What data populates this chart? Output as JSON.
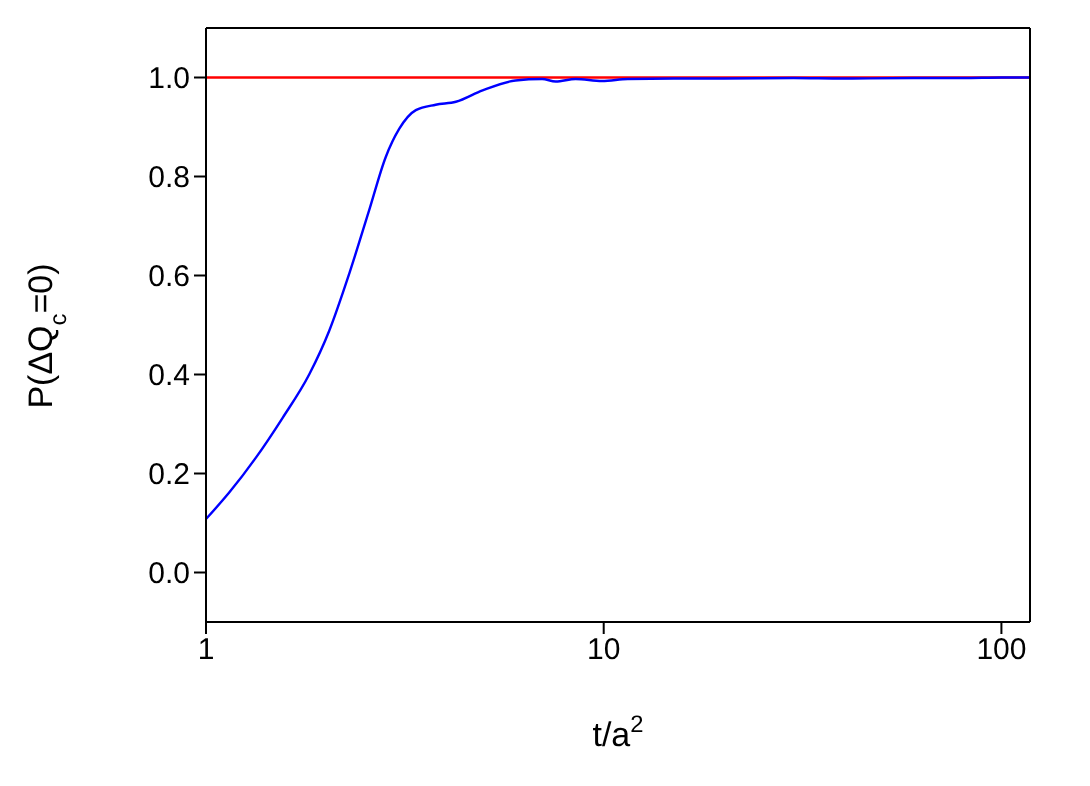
{
  "chart_data": {
    "type": "line",
    "xlabel": "t/a$^{2}$",
    "ylabel": "P(ΔQ$_{c}$=0)",
    "log": "x",
    "xlim": [
      1,
      118
    ],
    "xticks": [
      1,
      10,
      100
    ],
    "ylim": [
      -0.1,
      1.1
    ],
    "yticks": [
      {
        "value": 0,
        "label": "0.0"
      },
      0.2,
      0.4,
      0.6,
      0.8,
      {
        "value": 1,
        "label": "1.0"
      }
    ],
    "legend": false,
    "marker": "none",
    "line_style": "solid",
    "series": [
      {
        "color": "#0000ff",
        "x": [
          1,
          1.145,
          1.335,
          1.56,
          1.82,
          2.04,
          2.29,
          2.57,
          2.83,
          3.06,
          3.37,
          3.78,
          4.25,
          4.96,
          6.0,
          7.0,
          7.57,
          8.5,
          9.9,
          11.5,
          15,
          20,
          30,
          40,
          60,
          80,
          100,
          118
        ],
        "values": [
          0.108,
          0.162,
          0.232,
          0.313,
          0.401,
          0.488,
          0.603,
          0.731,
          0.839,
          0.896,
          0.934,
          0.945,
          0.951,
          0.974,
          0.994,
          0.997,
          0.992,
          0.997,
          0.993,
          0.997,
          0.998,
          0.998,
          0.999,
          0.998,
          0.999,
          0.999,
          1.0,
          1.0
        ]
      }
    ],
    "ref_lines": [
      {
        "axis": "y",
        "value": 1.0,
        "color": "#ff0000",
        "line_style": "solid"
      }
    ]
  }
}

GIVEN EXERCISE:
Output each line exactly; omit every picture.

EXERCISE ANSWER:
What data populates this chart? Output as JSON.
{
  "chart_data": {
    "type": "line",
    "xlabel": "t/a$^{2}$",
    "ylabel": "P(ΔQ$_{c}$=0)",
    "log": "x",
    "xlim": [
      1,
      118
    ],
    "xticks": [
      1,
      10,
      100
    ],
    "ylim": [
      -0.1,
      1.1
    ],
    "yticks": [
      {
        "value": 0,
        "label": "0.0"
      },
      0.2,
      0.4,
      0.6,
      0.8,
      {
        "value": 1,
        "label": "1.0"
      }
    ],
    "legend": false,
    "marker": "none",
    "line_style": "solid",
    "series": [
      {
        "color": "#0000ff",
        "x": [
          1,
          1.145,
          1.335,
          1.56,
          1.82,
          2.04,
          2.29,
          2.57,
          2.83,
          3.06,
          3.37,
          3.78,
          4.25,
          4.96,
          6.0,
          7.0,
          7.57,
          8.5,
          9.9,
          11.5,
          15,
          20,
          30,
          40,
          60,
          80,
          100,
          118
        ],
        "values": [
          0.108,
          0.162,
          0.232,
          0.313,
          0.401,
          0.488,
          0.603,
          0.731,
          0.839,
          0.896,
          0.934,
          0.945,
          0.951,
          0.974,
          0.994,
          0.997,
          0.992,
          0.997,
          0.993,
          0.997,
          0.998,
          0.998,
          0.999,
          0.998,
          0.999,
          0.999,
          1.0,
          1.0
        ]
      }
    ],
    "ref_lines": [
      {
        "axis": "y",
        "value": 1.0,
        "color": "#ff0000",
        "line_style": "solid"
      }
    ]
  }
}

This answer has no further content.